Il était déjà apparu lundi que les négociations salariales entamées la semaine dernière pour aboutir à une nouvelle norme salariale et un accord interprofessionnel (AIP) 2019-2020 étaient laborieuses. La marge maximale d'évolution des salaires, de 0,8% hors indexation, qu'a définie le rapport du Conseil central de l'Économie (CCE) rend en effet les discussions difficiles, les syndicats l'estimant insuffisante tandis que les patrons n'entendent pas la dépasser. Les syndicats ont consulté leurs instances ce mardi.

Tant la CSC que la FGTB et la CGSLB constatent que les négociations "sont dans l'impasse". Ils dénoncent "la maigre marge salariale", qui est la conséquence des réformes de la loi en la matière du gouvernement actuel. Les représentants des travailleurs dénoncent aussi la "rigidité sur le banc des employeurs" en matière de flexibilité, de fin de carrière et de salaires minimums.

[Activité 1]: Recopiez le passage du texte sur les négociations salariales situé entre « Il était déjà » et « instances ce mardi. », ces deux extrémités comprises.
[Activité 2]: D'après le texte sur les négociations salariales, quelle marge maximale d'évolution des salaires le rapport du Conseil central de l'Économie a-t-il définie ?
[Activité 3]: Énumérez toutes les organisations syndicales nommées dans le texte sur les négociations salariales.

[Jeu de données]:
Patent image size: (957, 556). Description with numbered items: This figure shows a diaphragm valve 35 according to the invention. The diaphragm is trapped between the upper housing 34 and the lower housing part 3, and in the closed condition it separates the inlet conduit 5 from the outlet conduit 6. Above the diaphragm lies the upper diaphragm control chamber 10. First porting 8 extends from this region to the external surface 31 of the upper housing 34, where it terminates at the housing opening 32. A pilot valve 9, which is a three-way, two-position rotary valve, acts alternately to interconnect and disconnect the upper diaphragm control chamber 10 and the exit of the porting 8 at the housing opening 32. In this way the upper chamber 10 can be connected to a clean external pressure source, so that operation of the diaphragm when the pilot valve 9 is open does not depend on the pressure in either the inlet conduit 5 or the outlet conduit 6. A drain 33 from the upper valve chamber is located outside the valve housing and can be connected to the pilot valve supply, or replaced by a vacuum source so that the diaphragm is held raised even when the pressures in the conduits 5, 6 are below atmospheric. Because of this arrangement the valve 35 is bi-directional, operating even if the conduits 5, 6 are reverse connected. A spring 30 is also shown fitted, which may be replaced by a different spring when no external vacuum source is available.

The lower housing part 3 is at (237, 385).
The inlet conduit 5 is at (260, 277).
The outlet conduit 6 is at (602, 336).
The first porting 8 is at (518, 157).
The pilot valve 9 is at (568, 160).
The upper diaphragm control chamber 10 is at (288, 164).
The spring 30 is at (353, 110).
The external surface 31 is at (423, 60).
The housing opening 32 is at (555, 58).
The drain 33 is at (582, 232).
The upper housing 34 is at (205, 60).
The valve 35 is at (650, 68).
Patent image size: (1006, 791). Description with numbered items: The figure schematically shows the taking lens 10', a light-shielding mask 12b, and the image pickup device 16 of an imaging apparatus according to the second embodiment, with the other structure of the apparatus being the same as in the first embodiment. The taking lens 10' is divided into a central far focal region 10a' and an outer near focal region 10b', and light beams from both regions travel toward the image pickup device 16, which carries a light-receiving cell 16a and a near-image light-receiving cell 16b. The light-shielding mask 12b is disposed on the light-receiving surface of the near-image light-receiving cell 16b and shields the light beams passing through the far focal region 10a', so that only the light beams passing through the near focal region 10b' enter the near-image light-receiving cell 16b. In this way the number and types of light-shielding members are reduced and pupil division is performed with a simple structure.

[Résultat de l'exercice 1]:
Il était déjà apparu lundi que les négociations salariales entamées la semaine dernière pour aboutir à une nouvelle norme salariale et un accord interprofessionnel (AIP) 2019-2020 étaient laborieuses. La marge maximale d'évolution des salaires, de 0,8% hors indexation, qu'a définie le rapport du Conseil central de l'Économie (CCE) rend en effet les discussions difficiles, les syndicats l'estimant insuffisante tandis que les patrons n'entendent pas la dépasser. Les syndicats ont consulté leurs instances ce mardi.

[Résultat de l'exercice 2]: Le rapport a défini une marge maximale de 0,8% hors indexation.

[Résultat de l'exercice 3]: Les organisations syndicales nommées sont la CSC, la FGTB et la CGSLB.